Data records

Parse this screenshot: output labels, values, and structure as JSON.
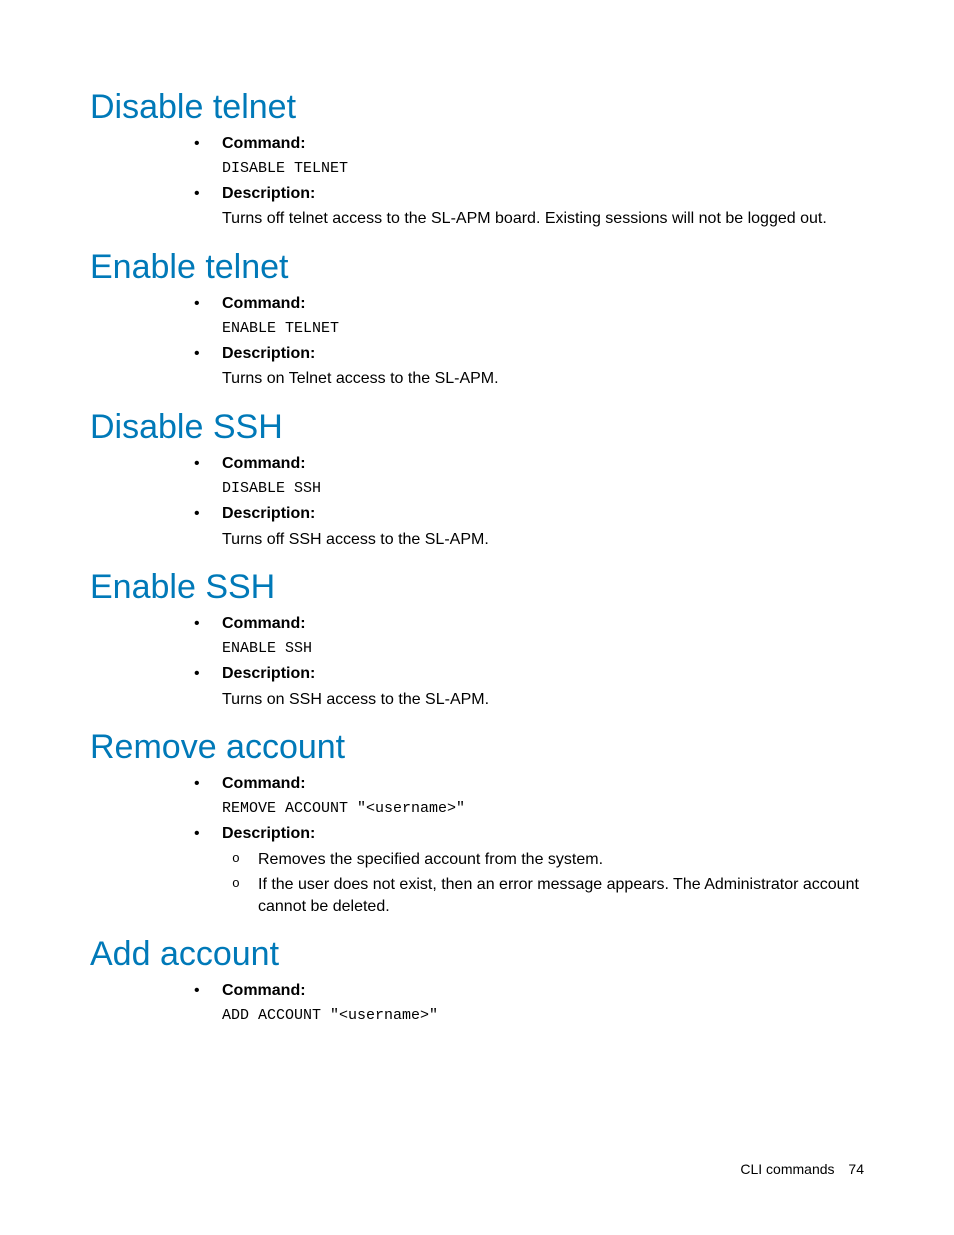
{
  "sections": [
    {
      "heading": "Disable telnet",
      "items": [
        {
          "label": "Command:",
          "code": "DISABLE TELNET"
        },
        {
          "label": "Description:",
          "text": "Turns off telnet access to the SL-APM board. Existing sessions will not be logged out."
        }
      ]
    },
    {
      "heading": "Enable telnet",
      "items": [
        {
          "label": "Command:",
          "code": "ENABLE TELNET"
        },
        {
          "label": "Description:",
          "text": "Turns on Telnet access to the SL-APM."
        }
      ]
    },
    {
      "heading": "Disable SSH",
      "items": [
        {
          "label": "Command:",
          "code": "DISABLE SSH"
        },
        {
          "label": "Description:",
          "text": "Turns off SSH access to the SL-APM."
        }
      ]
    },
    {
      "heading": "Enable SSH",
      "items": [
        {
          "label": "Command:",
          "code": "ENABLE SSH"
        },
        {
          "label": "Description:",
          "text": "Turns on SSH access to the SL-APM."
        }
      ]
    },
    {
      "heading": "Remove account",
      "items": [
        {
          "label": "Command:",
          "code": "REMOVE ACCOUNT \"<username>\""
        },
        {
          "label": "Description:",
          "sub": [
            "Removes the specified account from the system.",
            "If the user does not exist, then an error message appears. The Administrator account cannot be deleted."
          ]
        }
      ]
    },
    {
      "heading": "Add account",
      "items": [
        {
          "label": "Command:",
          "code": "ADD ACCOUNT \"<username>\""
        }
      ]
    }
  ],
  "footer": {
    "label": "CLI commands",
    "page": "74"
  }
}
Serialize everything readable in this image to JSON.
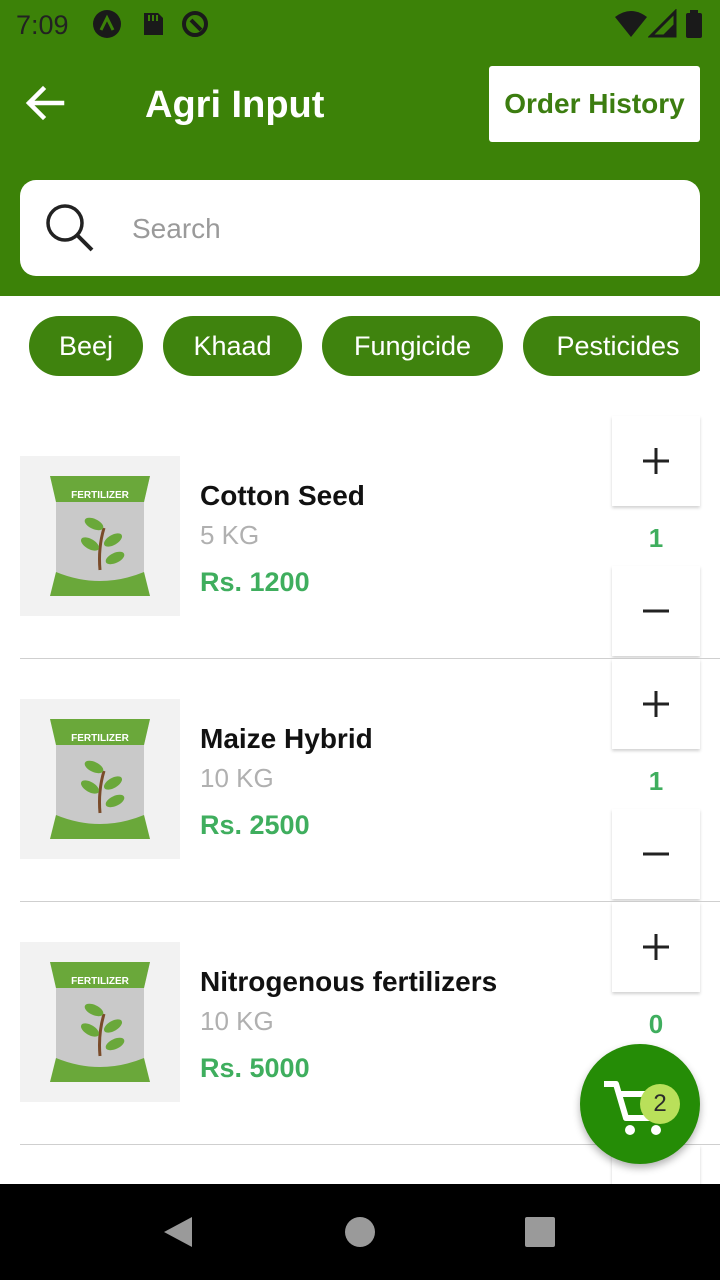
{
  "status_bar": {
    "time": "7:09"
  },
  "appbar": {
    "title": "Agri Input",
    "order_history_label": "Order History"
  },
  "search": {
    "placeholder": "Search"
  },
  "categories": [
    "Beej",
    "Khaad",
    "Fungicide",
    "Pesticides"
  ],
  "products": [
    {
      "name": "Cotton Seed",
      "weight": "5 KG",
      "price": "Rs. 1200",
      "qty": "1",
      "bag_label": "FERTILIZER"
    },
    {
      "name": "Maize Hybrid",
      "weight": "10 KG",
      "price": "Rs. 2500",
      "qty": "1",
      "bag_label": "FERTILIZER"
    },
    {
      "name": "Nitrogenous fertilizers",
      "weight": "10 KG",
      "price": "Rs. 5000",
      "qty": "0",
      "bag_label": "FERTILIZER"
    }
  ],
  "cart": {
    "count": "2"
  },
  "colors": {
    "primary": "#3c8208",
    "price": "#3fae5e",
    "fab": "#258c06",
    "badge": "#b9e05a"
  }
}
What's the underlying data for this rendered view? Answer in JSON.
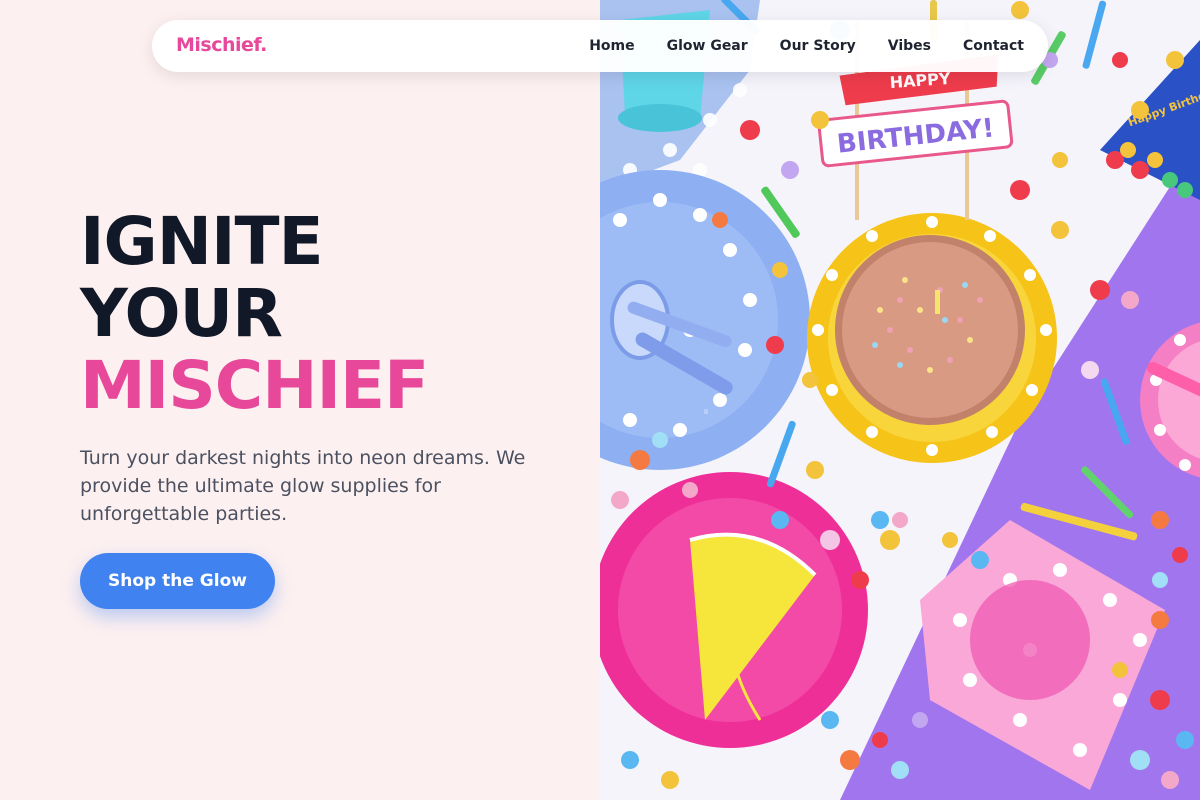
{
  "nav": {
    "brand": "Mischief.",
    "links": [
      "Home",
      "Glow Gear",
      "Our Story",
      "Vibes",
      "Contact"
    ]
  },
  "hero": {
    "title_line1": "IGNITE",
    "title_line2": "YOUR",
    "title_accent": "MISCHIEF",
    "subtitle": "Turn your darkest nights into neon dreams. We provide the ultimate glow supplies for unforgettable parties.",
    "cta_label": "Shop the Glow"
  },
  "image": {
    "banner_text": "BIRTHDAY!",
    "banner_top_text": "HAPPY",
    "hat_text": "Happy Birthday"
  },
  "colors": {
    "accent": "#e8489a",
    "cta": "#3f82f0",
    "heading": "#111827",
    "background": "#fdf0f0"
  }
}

...

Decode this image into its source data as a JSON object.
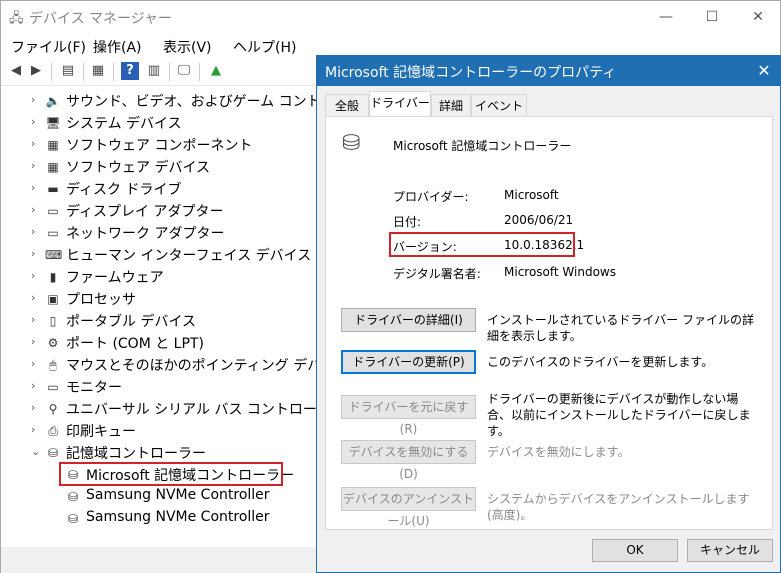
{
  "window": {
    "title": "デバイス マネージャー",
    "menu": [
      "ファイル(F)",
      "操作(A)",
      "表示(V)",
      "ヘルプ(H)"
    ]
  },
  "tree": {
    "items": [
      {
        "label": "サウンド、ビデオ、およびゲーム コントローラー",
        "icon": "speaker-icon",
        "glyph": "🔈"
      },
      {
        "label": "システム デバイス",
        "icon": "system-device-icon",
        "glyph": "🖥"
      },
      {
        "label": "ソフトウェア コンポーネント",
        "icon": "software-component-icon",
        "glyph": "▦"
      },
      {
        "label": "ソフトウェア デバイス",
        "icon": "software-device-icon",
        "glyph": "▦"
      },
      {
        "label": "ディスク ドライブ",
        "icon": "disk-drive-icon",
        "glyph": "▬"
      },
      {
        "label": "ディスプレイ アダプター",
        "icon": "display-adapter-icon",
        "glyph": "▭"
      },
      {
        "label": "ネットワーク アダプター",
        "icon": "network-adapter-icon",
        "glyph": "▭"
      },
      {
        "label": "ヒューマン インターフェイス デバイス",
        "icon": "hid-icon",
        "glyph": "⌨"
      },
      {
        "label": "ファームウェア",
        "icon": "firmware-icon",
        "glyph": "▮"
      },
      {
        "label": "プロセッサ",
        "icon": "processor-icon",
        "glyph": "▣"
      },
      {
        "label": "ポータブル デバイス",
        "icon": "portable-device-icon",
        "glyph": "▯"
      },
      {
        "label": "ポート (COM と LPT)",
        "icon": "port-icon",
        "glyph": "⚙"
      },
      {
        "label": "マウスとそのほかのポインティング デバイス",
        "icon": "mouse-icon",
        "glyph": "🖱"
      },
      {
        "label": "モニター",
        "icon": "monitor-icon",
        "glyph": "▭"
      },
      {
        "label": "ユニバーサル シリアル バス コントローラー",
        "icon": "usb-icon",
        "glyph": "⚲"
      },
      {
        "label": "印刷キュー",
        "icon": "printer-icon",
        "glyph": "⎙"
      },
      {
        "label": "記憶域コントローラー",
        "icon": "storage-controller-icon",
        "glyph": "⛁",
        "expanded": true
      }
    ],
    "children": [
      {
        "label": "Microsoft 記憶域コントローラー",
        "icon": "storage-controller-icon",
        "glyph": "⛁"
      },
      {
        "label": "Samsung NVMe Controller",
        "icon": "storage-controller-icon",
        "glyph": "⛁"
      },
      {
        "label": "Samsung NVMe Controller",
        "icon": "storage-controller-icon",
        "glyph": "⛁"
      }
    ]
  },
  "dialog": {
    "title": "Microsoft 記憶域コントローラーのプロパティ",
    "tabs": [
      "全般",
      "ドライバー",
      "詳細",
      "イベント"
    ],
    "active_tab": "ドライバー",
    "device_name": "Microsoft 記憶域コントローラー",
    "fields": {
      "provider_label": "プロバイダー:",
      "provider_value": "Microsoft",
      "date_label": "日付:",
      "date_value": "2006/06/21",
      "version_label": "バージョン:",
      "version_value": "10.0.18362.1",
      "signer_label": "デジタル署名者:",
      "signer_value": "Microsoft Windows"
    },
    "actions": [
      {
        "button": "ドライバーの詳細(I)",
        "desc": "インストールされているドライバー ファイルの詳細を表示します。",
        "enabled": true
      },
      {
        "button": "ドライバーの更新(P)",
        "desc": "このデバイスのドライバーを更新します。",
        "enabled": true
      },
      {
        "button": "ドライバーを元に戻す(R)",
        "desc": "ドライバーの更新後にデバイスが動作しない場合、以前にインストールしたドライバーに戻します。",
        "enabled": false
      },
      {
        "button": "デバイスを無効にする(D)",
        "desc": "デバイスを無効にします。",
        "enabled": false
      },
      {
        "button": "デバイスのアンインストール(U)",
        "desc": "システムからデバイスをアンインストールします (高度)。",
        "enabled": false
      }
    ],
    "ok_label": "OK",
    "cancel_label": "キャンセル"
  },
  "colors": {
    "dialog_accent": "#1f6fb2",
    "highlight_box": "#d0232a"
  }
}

Problem statement> Lines of the listing that contain the word "username" are to be counted; report only their number.

Expected output> 2